### SET PROBLEM
From the entries below, please gather each line containing the string "PRZYCZYNY".

— Begin RECORDS FOR THE EXERCISE —

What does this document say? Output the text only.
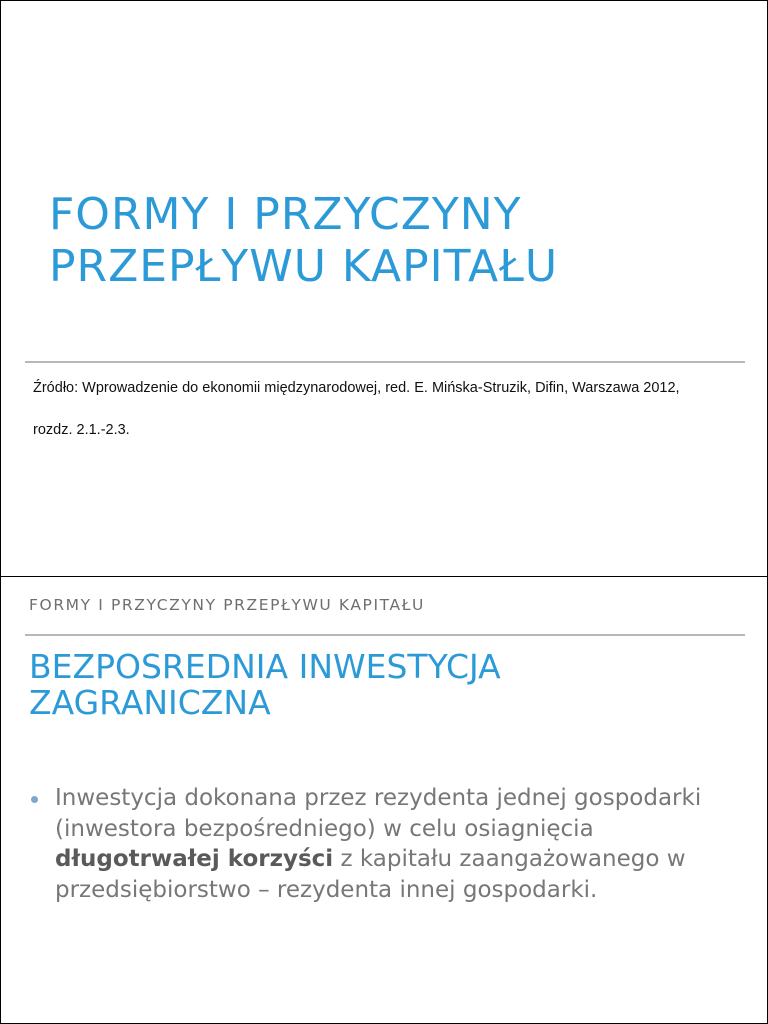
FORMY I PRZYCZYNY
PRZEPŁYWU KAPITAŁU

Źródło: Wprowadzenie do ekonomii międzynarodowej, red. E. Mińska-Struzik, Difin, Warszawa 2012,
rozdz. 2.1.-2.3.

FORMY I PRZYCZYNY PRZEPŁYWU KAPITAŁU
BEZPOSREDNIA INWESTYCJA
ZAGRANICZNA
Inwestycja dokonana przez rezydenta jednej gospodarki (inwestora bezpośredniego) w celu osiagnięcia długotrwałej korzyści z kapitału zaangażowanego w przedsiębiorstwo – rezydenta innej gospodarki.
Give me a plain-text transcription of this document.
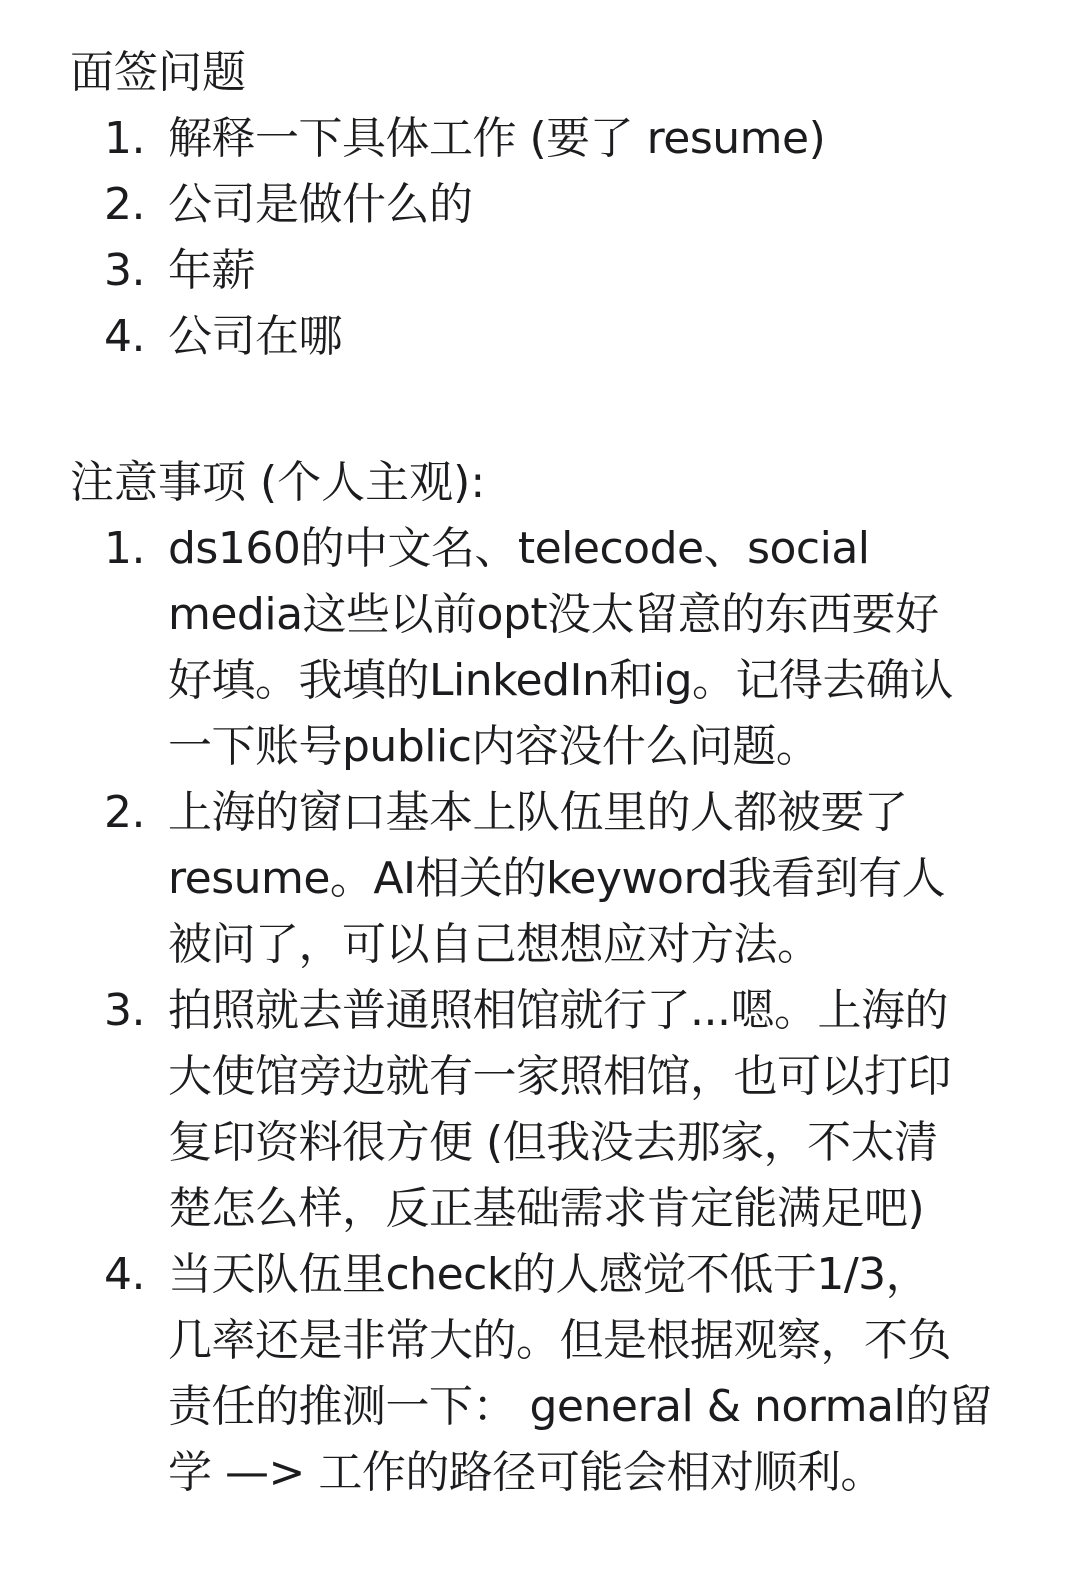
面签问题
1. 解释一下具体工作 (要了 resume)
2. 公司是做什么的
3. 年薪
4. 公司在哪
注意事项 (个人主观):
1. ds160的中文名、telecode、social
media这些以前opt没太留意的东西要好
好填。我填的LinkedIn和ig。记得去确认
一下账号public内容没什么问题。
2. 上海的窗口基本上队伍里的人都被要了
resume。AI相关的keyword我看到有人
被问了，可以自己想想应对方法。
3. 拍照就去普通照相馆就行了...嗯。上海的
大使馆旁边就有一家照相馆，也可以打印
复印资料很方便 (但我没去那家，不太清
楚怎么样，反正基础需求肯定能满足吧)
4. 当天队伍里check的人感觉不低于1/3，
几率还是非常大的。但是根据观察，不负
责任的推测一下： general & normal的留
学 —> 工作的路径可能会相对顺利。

— End RECORDS FOR THE EXERCISE —

### FINISHED TASK
FORMY I PRZYCZYNY
FORMY I PRZYCZYNY PRZEPŁYWU KAPITAŁU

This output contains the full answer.